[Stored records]
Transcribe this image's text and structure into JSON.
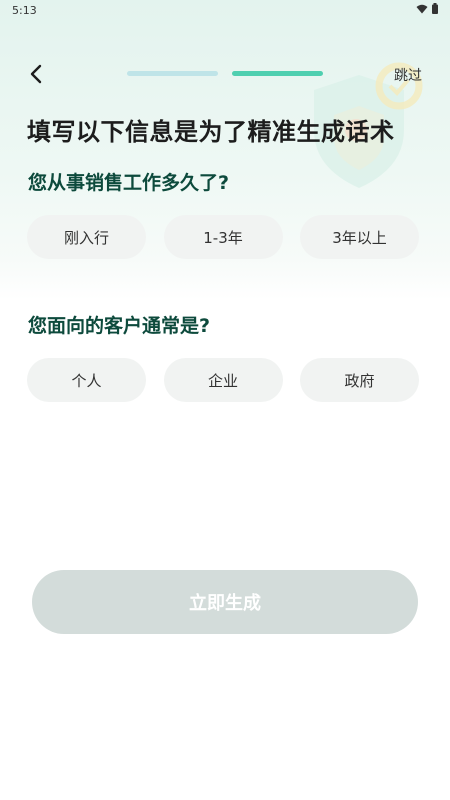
{
  "status_bar": {
    "time": "5:13",
    "wifi_icon": "wifi-icon",
    "battery_icon": "battery-icon"
  },
  "header": {
    "back_icon": "chevron-left-icon",
    "skip_label": "跳过",
    "progress": {
      "total_steps": 2,
      "current_step": 2
    }
  },
  "headline": "填写以下信息是为了精准生成话术",
  "questions": [
    {
      "title": "您从事销售工作多久了?",
      "options": [
        "刚入行",
        "1-3年",
        "3年以上"
      ]
    },
    {
      "title": "您面向的客户通常是?",
      "options": [
        "个人",
        "企业",
        "政府"
      ]
    }
  ],
  "submit_label": "立即生成",
  "colors": {
    "accent": "#4fcfb0",
    "progress_inactive": "#bfe4e8",
    "question_text": "#0d4a3c",
    "option_bg": "#f1f3f2",
    "button_disabled": "#d3dcda"
  }
}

### What is needed
Extract all the data above exactly, excluding every picture.

### Result
Transcribe this image's text and structure into JSON.
{
  "status_bar": {
    "time": "5:13",
    "wifi_icon": "wifi-icon",
    "battery_icon": "battery-icon"
  },
  "header": {
    "back_icon": "chevron-left-icon",
    "skip_label": "跳过",
    "progress": {
      "total_steps": 2,
      "current_step": 2
    }
  },
  "headline": "填写以下信息是为了精准生成话术",
  "questions": [
    {
      "title": "您从事销售工作多久了?",
      "options": [
        "刚入行",
        "1-3年",
        "3年以上"
      ]
    },
    {
      "title": "您面向的客户通常是?",
      "options": [
        "个人",
        "企业",
        "政府"
      ]
    }
  ],
  "submit_label": "立即生成",
  "colors": {
    "accent": "#4fcfb0",
    "progress_inactive": "#bfe4e8",
    "question_text": "#0d4a3c",
    "option_bg": "#f1f3f2",
    "button_disabled": "#d3dcda"
  }
}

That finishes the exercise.